[Records contained in a dataset]
· · · · · · ·
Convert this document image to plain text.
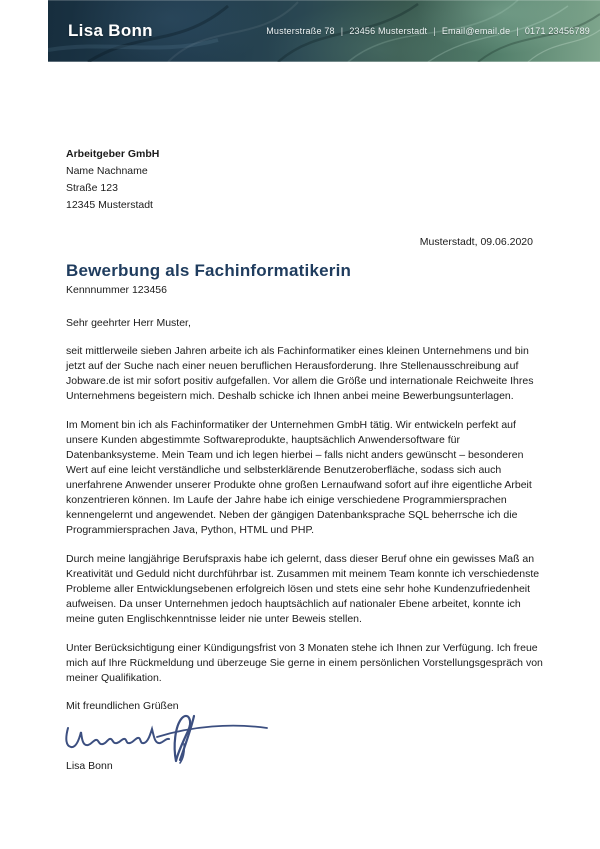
Lisa Bonn	Musterstraße 78 | 23456 Musterstadt | Email@email.de | 0171 23456789
Arbeitgeber GmbH
Name Nachname
Straße 123
12345 Musterstadt
Musterstadt, 09.06.2020
Bewerbung als Fachinformatikerin
Kennnummer 123456
Sehr geehrter Herr Muster,

seit mittlerweile sieben Jahren arbeite ich als Fachinformatiker eines kleinen Unternehmens und bin jetzt auf der Suche nach einer neuen beruflichen Herausforderung. Ihre Stellenausschreibung auf Jobware.de ist mir sofort positiv aufgefallen. Vor allem die Größe und internationale Reichweite Ihres Unternehmens begeistern mich. Deshalb schicke ich Ihnen anbei meine Bewerbungsunterlagen.

Im Moment bin ich als Fachinformatiker der Unternehmen GmbH tätig. Wir entwickeln perfekt auf unsere Kunden abgestimmte Softwareprodukte, hauptsächlich Anwendersoftware für Datenbanksysteme. Mein Team und ich legen hierbei – falls nicht anders gewünscht – besonderen Wert auf eine leicht verständliche und selbsterklärende Benutzeroberfläche, sodass sich auch unerfahrene Anwender unserer Produkte ohne großen Lernaufwand sofort auf ihre eigentliche Arbeit konzentrieren können. Im Laufe der Jahre habe ich einige verschiedene Programmiersprachen kennengelernt und angewendet. Neben der gängigen Datenbanksprache SQL beherrsche ich die Programmiersprachen Java, Python, HTML und PHP.

Durch meine langjährige Berufspraxis habe ich gelernt, dass dieser Beruf ohne ein gewisses Maß an Kreativität und Geduld nicht durchführbar ist. Zusammen mit meinem Team konnte ich verschiedenste Probleme aller Entwicklungsebenen erfolgreich lösen und stets eine sehr hohe Kundenzufriedenheit aufweisen. Da unser Unternehmen jedoch hauptsächlich auf nationaler Ebene arbeitet, konnte ich meine guten Englischkenntnisse leider nie unter Beweis stellen.

Unter Berücksichtigung einer Kündigungsfrist von 3 Monaten stehe ich Ihnen zur Verfügung. Ich freue mich auf Ihre Rückmeldung und überzeuge Sie gerne in einem persönlichen Vorstellungsgespräch von meiner Qualifikation.

Mit freundlichen Grüßen

Lisa Bonn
· · · · · · ·
**Problem**
Extract the full listing above verbatim; pictures are to be left out of the copy.

**Task response**
Convert this document image to plain text.
Lisa Bonn	Musterstraße 78 | 23456 Musterstadt | Email@email.de | 0171 23456789
Arbeitgeber GmbH
Name Nachname
Straße 123
12345 Musterstadt
Musterstadt, 09.06.2020
Bewerbung als Fachinformatikerin
Kennnummer 123456
Sehr geehrter Herr Muster,

seit mittlerweile sieben Jahren arbeite ich als Fachinformatiker eines kleinen Unternehmens und bin jetzt auf der Suche nach einer neuen beruflichen Herausforderung. Ihre Stellenausschreibung auf Jobware.de ist mir sofort positiv aufgefallen. Vor allem die Größe und internationale Reichweite Ihres Unternehmens begeistern mich. Deshalb schicke ich Ihnen anbei meine Bewerbungsunterlagen.

Im Moment bin ich als Fachinformatiker der Unternehmen GmbH tätig. Wir entwickeln perfekt auf unsere Kunden abgestimmte Softwareprodukte, hauptsächlich Anwendersoftware für Datenbanksysteme. Mein Team und ich legen hierbei – falls nicht anders gewünscht – besonderen Wert auf eine leicht verständliche und selbsterklärende Benutzeroberfläche, sodass sich auch unerfahrene Anwender unserer Produkte ohne großen Lernaufwand sofort auf ihre eigentliche Arbeit konzentrieren können. Im Laufe der Jahre habe ich einige verschiedene Programmiersprachen kennengelernt und angewendet. Neben der gängigen Datenbanksprache SQL beherrsche ich die Programmiersprachen Java, Python, HTML und PHP.

Durch meine langjährige Berufspraxis habe ich gelernt, dass dieser Beruf ohne ein gewisses Maß an Kreativität und Geduld nicht durchführbar ist. Zusammen mit meinem Team konnte ich verschiedenste Probleme aller Entwicklungsebenen erfolgreich lösen und stets eine sehr hohe Kundenzufriedenheit aufweisen. Da unser Unternehmen jedoch hauptsächlich auf nationaler Ebene arbeitet, konnte ich meine guten Englischkenntnisse leider nie unter Beweis stellen.

Unter Berücksichtigung einer Kündigungsfrist von 3 Monaten stehe ich Ihnen zur Verfügung. Ich freue mich auf Ihre Rückmeldung und überzeuge Sie gerne in einem persönlichen Vorstellungsgespräch von meiner Qualifikation.

Mit freundlichen Grüßen

Lisa Bonn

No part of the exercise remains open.